**EXERCISE TASK**
Copy out all of the data below with no alterations.

(Figure dataset records)
━━━━━━

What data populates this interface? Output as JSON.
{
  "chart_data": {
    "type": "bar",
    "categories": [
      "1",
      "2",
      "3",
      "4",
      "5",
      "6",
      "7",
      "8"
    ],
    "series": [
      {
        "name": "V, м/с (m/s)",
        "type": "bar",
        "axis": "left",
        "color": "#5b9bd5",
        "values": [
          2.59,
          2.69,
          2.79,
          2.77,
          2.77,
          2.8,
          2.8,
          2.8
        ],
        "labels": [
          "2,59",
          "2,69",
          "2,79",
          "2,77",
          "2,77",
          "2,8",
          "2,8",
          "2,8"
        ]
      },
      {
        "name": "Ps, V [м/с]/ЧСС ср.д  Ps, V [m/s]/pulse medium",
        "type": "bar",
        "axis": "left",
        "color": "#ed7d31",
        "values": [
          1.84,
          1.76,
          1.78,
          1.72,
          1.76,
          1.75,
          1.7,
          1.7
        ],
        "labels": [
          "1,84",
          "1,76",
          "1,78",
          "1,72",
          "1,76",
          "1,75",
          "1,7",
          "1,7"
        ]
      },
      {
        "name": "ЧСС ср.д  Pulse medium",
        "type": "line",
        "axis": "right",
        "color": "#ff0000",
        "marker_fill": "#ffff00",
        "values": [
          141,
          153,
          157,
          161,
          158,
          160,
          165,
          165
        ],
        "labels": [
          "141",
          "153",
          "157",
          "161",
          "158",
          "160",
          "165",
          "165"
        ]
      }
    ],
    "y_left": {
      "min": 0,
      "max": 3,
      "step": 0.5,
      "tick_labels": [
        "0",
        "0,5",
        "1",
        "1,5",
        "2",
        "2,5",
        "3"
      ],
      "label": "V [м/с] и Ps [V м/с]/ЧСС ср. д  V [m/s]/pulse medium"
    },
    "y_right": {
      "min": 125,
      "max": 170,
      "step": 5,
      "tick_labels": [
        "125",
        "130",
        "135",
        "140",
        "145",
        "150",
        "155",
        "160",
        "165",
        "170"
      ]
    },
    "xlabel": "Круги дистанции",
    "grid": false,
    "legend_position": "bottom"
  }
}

━━━━━━

**WRITTEN SOLUTION**
What data populates this interface? Output as JSON.
{
  "chart_data": {
    "type": "bar",
    "categories": [
      "1",
      "2",
      "3",
      "4",
      "5",
      "6",
      "7",
      "8"
    ],
    "series": [
      {
        "name": "V, м/с (m/s)",
        "type": "bar",
        "axis": "left",
        "color": "#5b9bd5",
        "values": [
          2.59,
          2.69,
          2.79,
          2.77,
          2.77,
          2.8,
          2.8,
          2.8
        ],
        "labels": [
          "2,59",
          "2,69",
          "2,79",
          "2,77",
          "2,77",
          "2,8",
          "2,8",
          "2,8"
        ]
      },
      {
        "name": "Ps, V [м/с]/ЧСС ср.д  Ps, V [m/s]/pulse medium",
        "type": "bar",
        "axis": "left",
        "color": "#ed7d31",
        "values": [
          1.84,
          1.76,
          1.78,
          1.72,
          1.76,
          1.75,
          1.7,
          1.7
        ],
        "labels": [
          "1,84",
          "1,76",
          "1,78",
          "1,72",
          "1,76",
          "1,75",
          "1,7",
          "1,7"
        ]
      },
      {
        "name": "ЧСС ср.д  Pulse medium",
        "type": "line",
        "axis": "right",
        "color": "#ff0000",
        "marker_fill": "#ffff00",
        "values": [
          141,
          153,
          157,
          161,
          158,
          160,
          165,
          165
        ],
        "labels": [
          "141",
          "153",
          "157",
          "161",
          "158",
          "160",
          "165",
          "165"
        ]
      }
    ],
    "y_left": {
      "min": 0,
      "max": 3,
      "step": 0.5,
      "tick_labels": [
        "0",
        "0,5",
        "1",
        "1,5",
        "2",
        "2,5",
        "3"
      ],
      "label": "V [м/с] и Ps [V м/с]/ЧСС ср. д  V [m/s]/pulse medium"
    },
    "y_right": {
      "min": 125,
      "max": 170,
      "step": 5,
      "tick_labels": [
        "125",
        "130",
        "135",
        "140",
        "145",
        "150",
        "155",
        "160",
        "165",
        "170"
      ]
    },
    "xlabel": "Круги дистанции",
    "grid": false,
    "legend_position": "bottom"
  }
}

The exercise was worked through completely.